Available data:
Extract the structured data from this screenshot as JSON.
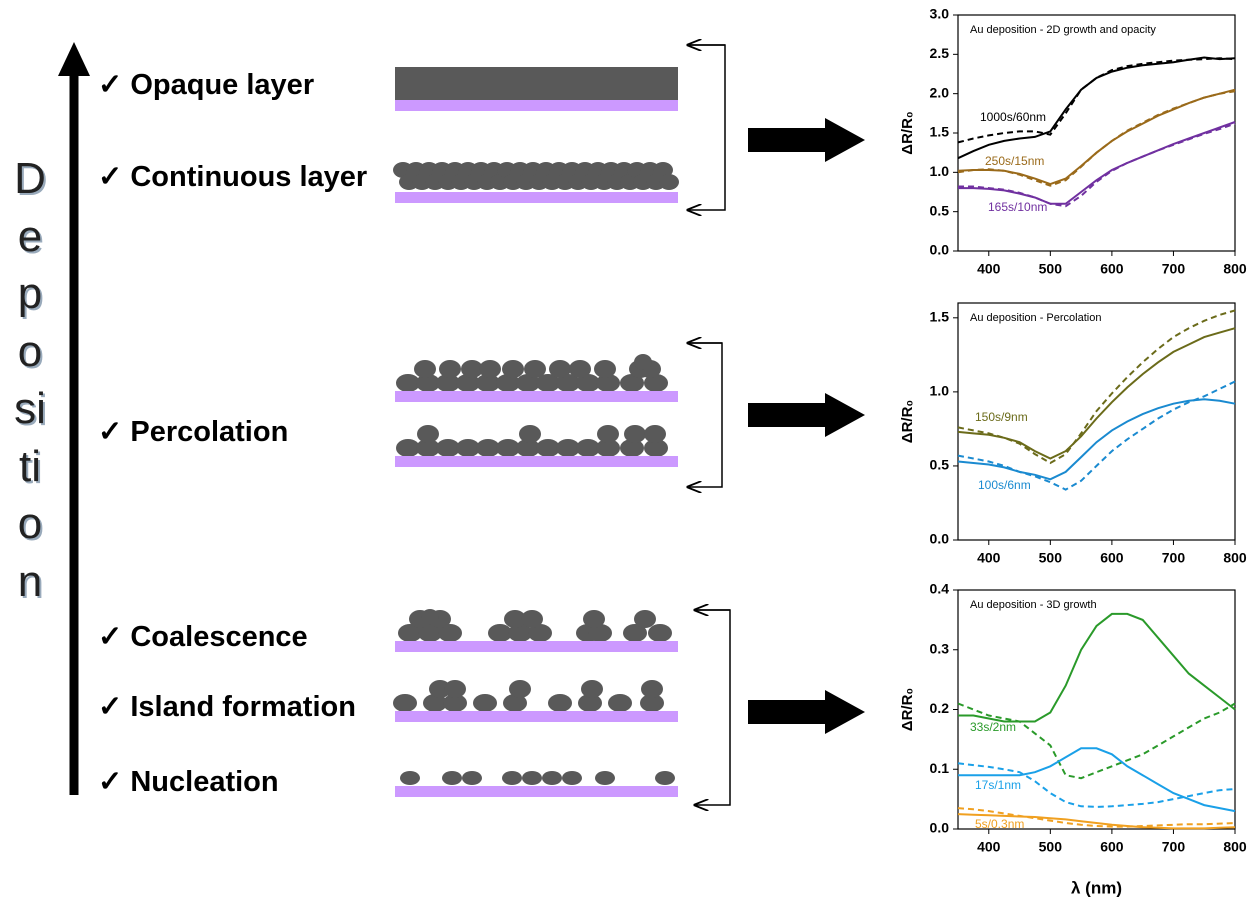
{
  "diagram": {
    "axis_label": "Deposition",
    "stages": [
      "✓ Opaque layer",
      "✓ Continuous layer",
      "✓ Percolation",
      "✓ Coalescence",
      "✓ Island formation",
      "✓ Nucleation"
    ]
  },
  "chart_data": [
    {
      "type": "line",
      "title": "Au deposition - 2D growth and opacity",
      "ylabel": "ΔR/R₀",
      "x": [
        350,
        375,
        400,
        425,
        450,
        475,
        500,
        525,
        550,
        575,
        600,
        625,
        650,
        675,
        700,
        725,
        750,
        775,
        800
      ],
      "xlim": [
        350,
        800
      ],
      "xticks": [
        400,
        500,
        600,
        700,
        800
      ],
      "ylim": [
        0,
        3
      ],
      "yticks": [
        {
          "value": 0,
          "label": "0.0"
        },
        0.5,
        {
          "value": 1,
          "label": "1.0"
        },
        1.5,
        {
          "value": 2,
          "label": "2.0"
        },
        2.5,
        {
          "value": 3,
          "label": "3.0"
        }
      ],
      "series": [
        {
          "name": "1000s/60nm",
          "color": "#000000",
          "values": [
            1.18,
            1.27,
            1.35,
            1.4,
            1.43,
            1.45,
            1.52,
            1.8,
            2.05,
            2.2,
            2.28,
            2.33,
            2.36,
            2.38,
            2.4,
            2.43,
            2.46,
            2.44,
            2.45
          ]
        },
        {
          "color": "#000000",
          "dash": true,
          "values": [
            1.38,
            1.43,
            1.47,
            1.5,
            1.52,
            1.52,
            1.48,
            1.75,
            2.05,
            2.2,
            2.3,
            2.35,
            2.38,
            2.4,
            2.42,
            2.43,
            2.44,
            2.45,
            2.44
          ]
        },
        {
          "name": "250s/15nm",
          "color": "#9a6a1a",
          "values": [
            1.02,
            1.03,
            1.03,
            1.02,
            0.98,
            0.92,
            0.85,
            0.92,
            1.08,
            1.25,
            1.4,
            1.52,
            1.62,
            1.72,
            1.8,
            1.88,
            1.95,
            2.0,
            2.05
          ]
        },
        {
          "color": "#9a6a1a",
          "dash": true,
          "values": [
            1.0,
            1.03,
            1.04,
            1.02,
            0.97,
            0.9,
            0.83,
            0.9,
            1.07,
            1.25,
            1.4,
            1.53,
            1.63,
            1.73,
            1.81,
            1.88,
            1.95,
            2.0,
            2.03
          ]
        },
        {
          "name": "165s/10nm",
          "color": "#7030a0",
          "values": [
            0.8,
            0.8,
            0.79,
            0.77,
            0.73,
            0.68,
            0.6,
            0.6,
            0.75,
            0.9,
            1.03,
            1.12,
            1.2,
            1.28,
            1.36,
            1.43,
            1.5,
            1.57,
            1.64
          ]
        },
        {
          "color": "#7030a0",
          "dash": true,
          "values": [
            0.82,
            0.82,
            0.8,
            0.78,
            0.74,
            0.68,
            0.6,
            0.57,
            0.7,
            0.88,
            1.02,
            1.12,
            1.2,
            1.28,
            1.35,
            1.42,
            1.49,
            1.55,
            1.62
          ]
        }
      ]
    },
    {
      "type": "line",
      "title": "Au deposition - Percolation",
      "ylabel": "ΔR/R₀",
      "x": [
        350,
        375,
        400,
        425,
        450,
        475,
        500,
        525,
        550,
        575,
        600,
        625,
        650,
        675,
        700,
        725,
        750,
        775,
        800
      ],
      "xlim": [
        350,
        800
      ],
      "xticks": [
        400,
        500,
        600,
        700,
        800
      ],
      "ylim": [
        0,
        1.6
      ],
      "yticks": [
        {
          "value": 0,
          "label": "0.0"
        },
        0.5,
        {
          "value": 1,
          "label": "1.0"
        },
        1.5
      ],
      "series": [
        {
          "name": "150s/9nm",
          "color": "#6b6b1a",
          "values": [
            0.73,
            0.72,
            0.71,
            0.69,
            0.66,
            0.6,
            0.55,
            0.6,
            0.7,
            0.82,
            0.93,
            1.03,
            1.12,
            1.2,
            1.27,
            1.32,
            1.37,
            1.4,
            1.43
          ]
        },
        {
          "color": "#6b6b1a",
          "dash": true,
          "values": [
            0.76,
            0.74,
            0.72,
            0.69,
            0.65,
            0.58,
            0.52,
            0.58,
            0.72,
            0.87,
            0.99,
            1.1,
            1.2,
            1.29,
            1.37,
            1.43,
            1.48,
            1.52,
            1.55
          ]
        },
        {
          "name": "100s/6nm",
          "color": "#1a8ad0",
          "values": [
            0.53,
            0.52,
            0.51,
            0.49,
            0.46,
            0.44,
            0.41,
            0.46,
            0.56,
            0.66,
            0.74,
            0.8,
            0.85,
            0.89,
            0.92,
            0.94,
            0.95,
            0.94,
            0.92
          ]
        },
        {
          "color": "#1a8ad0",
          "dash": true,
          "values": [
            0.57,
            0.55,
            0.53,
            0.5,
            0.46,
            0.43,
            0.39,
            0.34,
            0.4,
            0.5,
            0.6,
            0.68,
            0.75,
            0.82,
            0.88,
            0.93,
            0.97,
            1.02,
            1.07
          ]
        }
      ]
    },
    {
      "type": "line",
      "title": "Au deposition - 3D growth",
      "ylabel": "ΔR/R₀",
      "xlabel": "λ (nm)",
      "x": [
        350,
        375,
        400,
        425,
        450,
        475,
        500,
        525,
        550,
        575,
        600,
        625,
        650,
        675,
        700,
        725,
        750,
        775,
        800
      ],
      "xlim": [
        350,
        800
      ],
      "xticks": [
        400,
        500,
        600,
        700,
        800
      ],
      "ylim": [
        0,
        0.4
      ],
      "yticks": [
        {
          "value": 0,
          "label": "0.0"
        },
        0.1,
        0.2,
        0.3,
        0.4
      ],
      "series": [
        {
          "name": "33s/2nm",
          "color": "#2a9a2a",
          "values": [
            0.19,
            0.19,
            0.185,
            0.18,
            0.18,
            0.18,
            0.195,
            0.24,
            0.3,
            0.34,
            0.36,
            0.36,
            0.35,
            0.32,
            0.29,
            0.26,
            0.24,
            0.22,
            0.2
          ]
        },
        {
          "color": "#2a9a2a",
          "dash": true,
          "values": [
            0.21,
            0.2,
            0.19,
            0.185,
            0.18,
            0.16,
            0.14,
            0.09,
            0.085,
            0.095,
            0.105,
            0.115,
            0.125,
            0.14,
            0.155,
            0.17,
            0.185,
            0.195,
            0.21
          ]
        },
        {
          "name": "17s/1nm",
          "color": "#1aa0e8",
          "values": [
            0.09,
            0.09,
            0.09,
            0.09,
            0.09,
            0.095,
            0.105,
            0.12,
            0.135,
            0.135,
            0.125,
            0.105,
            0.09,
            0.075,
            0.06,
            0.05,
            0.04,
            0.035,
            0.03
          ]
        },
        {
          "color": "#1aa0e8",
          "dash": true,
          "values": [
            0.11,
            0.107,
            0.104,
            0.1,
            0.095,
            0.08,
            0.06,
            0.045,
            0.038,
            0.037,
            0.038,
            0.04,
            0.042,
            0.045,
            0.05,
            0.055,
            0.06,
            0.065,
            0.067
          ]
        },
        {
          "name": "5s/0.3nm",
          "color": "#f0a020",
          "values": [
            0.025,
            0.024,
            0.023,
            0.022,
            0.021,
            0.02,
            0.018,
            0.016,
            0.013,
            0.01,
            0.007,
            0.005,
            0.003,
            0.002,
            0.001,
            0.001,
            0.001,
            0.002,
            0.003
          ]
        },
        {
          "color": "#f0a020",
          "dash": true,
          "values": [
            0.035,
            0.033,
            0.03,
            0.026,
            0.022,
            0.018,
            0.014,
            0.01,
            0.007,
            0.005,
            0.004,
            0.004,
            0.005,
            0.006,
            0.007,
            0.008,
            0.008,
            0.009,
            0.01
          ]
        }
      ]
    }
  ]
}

Exercise description: Find every line in the listing that holds the string "Percolation", then say how many there are as a bare number.

Result: 2